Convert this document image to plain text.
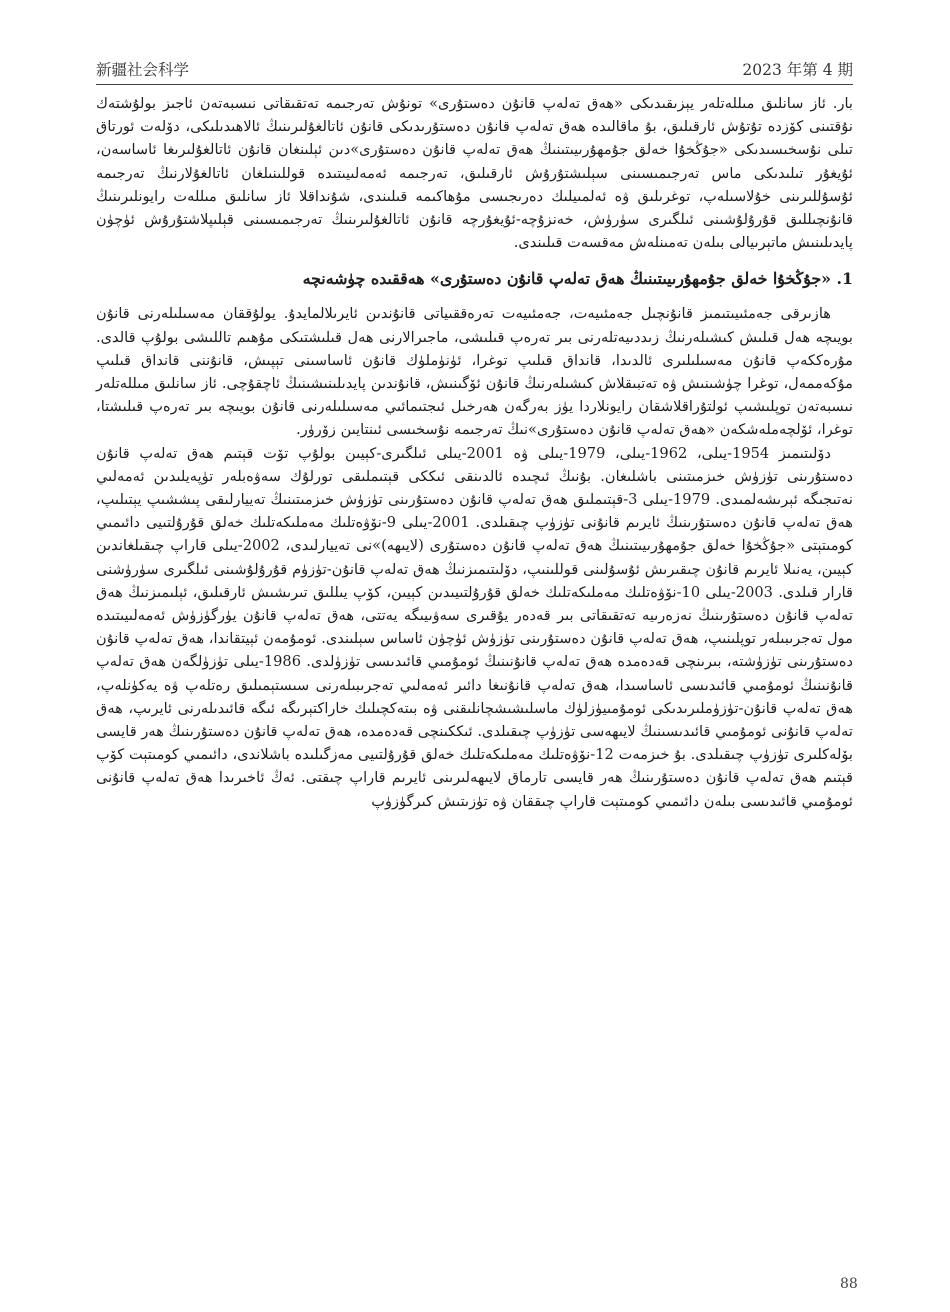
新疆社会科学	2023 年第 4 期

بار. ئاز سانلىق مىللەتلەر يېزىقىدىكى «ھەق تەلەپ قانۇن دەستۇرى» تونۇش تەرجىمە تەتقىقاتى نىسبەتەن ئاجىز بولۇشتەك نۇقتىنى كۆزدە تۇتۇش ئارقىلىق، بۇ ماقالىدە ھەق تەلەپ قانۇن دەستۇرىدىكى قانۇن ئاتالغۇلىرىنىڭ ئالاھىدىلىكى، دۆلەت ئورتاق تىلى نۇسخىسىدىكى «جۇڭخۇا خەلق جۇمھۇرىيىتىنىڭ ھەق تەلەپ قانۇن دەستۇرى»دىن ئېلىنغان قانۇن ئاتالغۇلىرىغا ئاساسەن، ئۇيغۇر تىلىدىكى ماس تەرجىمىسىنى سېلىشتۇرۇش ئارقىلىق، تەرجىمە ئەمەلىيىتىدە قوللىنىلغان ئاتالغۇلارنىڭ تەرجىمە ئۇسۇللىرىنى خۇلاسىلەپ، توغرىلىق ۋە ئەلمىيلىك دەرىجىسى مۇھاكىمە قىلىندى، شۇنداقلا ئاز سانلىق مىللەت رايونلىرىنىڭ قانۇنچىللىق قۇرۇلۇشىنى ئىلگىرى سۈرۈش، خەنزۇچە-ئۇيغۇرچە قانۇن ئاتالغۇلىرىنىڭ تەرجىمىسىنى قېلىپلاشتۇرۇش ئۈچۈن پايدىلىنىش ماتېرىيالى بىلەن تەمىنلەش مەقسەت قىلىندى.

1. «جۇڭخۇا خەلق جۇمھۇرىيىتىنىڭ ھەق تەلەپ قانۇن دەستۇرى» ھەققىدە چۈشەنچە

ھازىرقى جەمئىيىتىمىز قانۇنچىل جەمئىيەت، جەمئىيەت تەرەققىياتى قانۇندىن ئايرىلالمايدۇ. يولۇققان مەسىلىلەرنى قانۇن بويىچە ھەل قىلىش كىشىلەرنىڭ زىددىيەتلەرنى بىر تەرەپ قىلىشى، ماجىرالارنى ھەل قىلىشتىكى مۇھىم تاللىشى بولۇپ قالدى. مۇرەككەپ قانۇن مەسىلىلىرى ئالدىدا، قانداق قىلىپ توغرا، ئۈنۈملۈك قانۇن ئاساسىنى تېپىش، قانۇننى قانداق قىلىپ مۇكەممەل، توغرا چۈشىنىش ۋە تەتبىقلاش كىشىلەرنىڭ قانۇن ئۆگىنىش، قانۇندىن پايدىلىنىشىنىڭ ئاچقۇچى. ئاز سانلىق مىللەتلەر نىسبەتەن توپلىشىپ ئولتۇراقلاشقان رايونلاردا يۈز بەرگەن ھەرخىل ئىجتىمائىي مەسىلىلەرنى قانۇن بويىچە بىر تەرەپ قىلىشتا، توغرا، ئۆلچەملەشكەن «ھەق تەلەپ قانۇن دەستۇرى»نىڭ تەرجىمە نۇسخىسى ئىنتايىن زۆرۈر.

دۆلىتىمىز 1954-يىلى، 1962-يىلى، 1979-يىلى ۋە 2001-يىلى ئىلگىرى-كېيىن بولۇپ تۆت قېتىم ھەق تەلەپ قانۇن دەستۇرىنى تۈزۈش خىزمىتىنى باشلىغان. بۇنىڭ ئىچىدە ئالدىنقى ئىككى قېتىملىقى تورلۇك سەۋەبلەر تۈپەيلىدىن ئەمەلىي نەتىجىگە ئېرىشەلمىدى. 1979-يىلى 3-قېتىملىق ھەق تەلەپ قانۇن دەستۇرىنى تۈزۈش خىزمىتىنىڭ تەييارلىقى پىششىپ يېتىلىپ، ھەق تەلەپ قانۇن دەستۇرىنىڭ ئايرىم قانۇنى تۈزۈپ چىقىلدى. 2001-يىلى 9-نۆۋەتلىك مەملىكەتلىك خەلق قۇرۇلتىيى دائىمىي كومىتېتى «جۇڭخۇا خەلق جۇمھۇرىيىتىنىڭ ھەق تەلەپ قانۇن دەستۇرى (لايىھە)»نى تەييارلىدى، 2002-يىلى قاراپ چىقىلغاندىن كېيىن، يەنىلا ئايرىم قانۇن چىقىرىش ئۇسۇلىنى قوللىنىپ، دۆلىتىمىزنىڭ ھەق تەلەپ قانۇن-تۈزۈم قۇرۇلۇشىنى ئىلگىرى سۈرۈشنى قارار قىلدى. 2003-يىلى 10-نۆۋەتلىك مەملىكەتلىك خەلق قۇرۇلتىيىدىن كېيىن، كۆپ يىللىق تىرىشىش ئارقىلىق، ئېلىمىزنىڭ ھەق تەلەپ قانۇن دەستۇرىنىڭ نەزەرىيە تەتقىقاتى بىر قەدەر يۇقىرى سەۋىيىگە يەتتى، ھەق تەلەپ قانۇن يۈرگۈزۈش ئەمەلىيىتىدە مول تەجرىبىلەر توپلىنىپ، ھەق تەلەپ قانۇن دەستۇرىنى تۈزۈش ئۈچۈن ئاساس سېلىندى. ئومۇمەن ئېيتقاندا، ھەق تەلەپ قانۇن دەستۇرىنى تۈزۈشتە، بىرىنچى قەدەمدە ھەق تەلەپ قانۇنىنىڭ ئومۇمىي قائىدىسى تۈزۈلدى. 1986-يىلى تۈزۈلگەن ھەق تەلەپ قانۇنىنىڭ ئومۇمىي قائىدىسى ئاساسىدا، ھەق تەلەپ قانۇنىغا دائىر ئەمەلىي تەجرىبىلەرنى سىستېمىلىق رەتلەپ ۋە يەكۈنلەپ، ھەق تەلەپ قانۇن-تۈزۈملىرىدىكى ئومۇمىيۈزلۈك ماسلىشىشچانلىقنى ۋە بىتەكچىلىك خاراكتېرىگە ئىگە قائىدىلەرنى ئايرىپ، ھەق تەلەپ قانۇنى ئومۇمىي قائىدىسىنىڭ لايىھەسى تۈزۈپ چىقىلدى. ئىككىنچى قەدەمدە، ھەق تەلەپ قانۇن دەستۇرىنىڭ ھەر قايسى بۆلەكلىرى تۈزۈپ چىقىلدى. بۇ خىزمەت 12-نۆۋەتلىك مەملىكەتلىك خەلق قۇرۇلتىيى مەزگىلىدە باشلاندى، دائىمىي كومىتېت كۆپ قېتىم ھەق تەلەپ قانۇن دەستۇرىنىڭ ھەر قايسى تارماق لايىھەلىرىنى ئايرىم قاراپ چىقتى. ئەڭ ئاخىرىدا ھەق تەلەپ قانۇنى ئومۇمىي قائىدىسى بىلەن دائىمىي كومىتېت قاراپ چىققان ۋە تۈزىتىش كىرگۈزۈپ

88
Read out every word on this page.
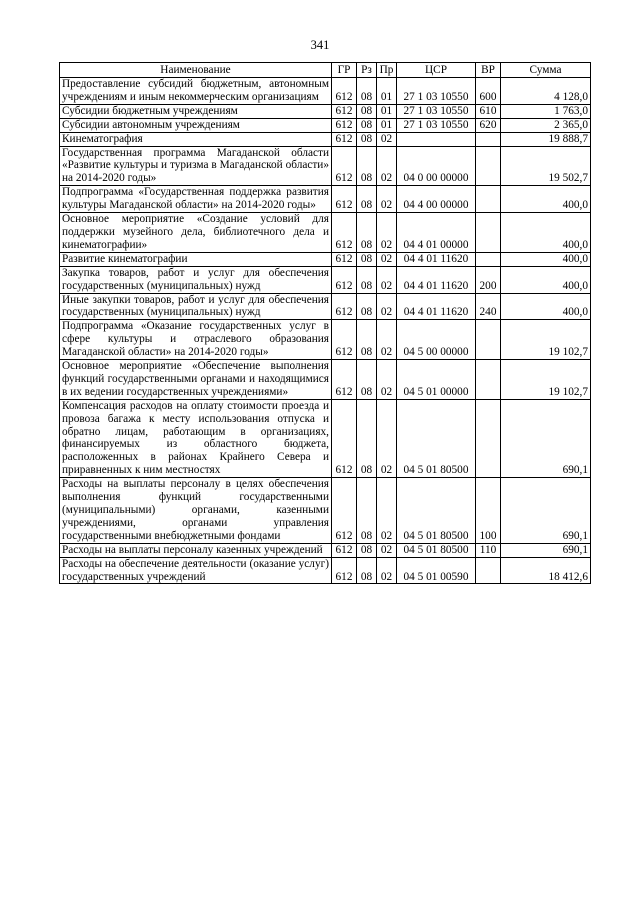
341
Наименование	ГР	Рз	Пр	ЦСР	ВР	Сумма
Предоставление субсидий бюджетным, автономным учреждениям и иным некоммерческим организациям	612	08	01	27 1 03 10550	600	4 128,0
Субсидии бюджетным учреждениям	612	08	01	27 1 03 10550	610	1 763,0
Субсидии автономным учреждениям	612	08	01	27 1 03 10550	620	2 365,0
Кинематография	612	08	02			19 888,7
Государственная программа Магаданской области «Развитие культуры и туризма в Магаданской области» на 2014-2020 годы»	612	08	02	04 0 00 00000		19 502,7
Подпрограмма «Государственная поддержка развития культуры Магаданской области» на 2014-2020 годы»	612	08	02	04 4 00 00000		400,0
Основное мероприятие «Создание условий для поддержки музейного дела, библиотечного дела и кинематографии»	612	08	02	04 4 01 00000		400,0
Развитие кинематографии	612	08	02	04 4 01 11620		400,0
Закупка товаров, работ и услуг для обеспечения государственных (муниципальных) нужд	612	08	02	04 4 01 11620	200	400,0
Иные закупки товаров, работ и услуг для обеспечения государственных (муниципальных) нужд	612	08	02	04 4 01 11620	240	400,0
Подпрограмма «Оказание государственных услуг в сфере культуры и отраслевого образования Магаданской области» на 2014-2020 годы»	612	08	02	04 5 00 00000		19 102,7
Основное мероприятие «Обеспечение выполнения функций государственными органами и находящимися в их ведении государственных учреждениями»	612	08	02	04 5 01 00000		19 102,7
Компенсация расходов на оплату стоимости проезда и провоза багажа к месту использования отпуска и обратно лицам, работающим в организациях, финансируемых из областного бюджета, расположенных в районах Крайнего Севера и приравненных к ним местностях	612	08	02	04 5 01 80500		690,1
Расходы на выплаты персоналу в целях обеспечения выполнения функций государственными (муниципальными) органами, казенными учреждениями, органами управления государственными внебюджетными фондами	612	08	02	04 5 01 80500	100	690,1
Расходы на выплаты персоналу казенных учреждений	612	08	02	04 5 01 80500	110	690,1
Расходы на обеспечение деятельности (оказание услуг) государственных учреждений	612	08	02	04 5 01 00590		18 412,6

---*---

Check the data for the word "this" and pull out the lines that have it.

Convert this document image to plain text.
Read out every word on this page.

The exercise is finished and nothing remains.